▶ Problems to work on
• a. Answer these questions about the Facebook article:
(i) Who is named as the 2021 Nobel Peace Prize winner?
(ii) The behavioral data of how many social media users did Cambridge Analytica use?
(iii) In which year's general elections in India did Facebook executives help certain political parties?
• b. In the listing, take the lines from the top through the line with "400, 867, 443]" and change "body-line" to "text-line" wherever it appears. Leave everything else the same.
## START Extract
Only the big gains

Nukhosa Chüzho
Kohima

2021 Nobel Peace Prize winner Maria Ressa’s criticism against social media giant, Facebook, for its failure in restraining the spread of hate, disinformation and disinclination towards facts has questioned the model of business Facebook and its subsidiaries practice. She concurred with Frances Haugen when she asserted that Facebook’s algorithm prioritised the spread of lies laced with anger and hate over facts. Frances Haugen has earlier revealed that “Facebook knew its algorithms and platforms promoted this (Facebook’s role in spreading misinformation after the 2020 election and the impact its products have on teenagers’ mental health) type of harmful content and it failed to deploy internally recommended or lasting countermeasures”.

As was reported in 2018, a British consultancy called Cambridge Analytica had improperly harvested Facebook data to build voter profiles without users’ consent. It used the behavioural data of 50 million social media users to tilt the outcome of the hotly contested 2016 US Presidential elections. Facebook executives in India also helped certain political parties in the 2014 general elections. One of India’s Facebook executives was forced to resign after her role was established in actively coordinating social media with the ruling dispensation as part of digital electioneering.

Information in silos is of less concern. But when aggregated, it is inimical to the interest of private members (or community). For instance, interoperability of Facebook and Whatsapp and ease of access to both the platforms with anonymous identities facilitate clandestine collection of data of thousands of targeted social media users and their concomitant political views by the initiators. Deep division along inter-tribal and inter-state (Nagas across the border) lines is a social construct, exacerbated by divisive and distasteful social media discourses. With big data in hand, intelligence agencies can well exploit this faultline and engineer further fragmentation within the Naga Political Groups, Civil Society Organizations and even along the tribal lines. In such a scenario, only the metadata owner stands to profit (which was nearly the case between Ravi and NNPGs forming a virtual group to the exclusion of NSCN-IM, exponential enough to revive fratricide).
## END Extract
## START Data excerpts
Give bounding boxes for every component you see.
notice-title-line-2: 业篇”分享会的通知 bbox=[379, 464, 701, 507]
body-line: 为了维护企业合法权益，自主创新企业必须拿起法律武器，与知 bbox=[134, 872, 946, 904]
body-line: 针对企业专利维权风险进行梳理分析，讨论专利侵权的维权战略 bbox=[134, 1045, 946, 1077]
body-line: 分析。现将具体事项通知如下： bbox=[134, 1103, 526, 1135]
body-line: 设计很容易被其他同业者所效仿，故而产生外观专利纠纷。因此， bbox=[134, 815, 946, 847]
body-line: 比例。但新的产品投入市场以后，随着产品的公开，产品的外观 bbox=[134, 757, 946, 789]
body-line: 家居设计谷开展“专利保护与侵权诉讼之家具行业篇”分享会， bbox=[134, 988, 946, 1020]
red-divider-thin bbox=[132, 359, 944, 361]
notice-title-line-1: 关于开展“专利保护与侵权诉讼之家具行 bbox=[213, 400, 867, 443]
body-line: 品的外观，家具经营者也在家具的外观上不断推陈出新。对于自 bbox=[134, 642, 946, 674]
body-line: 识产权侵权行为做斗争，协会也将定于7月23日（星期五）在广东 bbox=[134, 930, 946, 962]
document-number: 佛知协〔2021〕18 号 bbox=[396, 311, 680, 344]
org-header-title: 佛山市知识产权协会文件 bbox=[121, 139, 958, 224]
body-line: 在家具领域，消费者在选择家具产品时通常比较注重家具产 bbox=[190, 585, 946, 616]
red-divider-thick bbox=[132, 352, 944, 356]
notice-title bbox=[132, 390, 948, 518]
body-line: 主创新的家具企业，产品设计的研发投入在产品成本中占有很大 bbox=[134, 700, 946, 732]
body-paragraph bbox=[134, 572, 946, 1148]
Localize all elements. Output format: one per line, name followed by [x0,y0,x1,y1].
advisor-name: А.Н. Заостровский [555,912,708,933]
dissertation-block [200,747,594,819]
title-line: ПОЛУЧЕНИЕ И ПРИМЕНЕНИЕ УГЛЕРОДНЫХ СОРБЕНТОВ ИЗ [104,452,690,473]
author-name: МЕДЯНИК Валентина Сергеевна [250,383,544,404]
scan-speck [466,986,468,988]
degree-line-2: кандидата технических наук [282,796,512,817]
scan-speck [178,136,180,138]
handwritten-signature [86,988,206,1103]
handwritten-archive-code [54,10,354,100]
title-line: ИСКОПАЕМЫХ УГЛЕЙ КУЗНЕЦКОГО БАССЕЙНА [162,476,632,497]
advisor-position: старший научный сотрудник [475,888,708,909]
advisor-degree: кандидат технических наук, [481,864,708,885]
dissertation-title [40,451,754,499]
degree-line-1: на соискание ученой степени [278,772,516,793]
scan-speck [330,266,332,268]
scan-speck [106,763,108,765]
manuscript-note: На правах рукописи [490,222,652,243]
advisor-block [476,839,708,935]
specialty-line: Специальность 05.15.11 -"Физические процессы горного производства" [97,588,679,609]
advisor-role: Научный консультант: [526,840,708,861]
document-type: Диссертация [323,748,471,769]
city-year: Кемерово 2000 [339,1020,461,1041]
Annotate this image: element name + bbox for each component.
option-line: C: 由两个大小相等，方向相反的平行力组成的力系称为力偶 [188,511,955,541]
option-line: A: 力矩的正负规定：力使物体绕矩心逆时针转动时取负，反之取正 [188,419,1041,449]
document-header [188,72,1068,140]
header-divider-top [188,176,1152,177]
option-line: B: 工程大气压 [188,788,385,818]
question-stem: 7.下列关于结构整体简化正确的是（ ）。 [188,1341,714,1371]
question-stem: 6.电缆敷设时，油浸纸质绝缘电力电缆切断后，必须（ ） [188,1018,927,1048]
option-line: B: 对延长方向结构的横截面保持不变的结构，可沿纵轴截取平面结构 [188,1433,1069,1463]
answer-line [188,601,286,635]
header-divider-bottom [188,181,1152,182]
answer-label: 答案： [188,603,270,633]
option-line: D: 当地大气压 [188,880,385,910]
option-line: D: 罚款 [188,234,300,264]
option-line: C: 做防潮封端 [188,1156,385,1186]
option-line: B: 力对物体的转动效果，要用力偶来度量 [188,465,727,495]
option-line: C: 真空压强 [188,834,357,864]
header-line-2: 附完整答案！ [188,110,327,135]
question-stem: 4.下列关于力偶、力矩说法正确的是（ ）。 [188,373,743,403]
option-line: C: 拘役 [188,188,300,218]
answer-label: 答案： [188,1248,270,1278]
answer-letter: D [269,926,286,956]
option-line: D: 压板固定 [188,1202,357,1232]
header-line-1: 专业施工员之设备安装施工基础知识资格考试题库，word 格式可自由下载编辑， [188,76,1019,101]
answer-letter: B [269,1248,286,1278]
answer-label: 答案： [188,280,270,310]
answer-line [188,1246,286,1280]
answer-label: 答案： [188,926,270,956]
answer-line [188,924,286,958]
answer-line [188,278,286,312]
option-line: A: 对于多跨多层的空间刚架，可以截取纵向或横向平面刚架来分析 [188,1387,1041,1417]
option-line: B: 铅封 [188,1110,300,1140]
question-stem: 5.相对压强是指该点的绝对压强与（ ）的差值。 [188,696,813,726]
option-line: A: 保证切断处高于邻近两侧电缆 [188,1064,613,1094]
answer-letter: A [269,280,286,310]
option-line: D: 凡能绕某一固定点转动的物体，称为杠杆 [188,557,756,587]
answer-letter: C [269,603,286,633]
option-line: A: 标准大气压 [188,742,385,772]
## END Data excerpts
▶ Answers for the exercise
• a.
(i) Maria Ressa
(ii) 50 million
(iii) 2014

• b.
Give bounding boxes for every component you see.
notice-title-line-2: 业篇”分享会的通知 bbox=[379, 464, 701, 507]
text-line: 为了维护企业合法权益，自主创新企业必须拿起法律武器，与知 bbox=[134, 872, 946, 904]
text-line: 针对企业专利维权风险进行梳理分析，讨论专利侵权的维权战略 bbox=[134, 1045, 946, 1077]
text-line: 分析。现将具体事项通知如下： bbox=[134, 1103, 526, 1135]
text-line: 设计很容易被其他同业者所效仿，故而产生外观专利纠纷。因此， bbox=[134, 815, 946, 847]
text-line: 比例。但新的产品投入市场以后，随着产品的公开，产品的外观 bbox=[134, 757, 946, 789]
text-line: 家居设计谷开展“专利保护与侵权诉讼之家具行业篇”分享会， bbox=[134, 988, 946, 1020]
red-divider-thin bbox=[132, 359, 944, 361]
notice-title-line-1: 关于开展“专利保护与侵权诉讼之家具行 bbox=[213, 400, 867, 443]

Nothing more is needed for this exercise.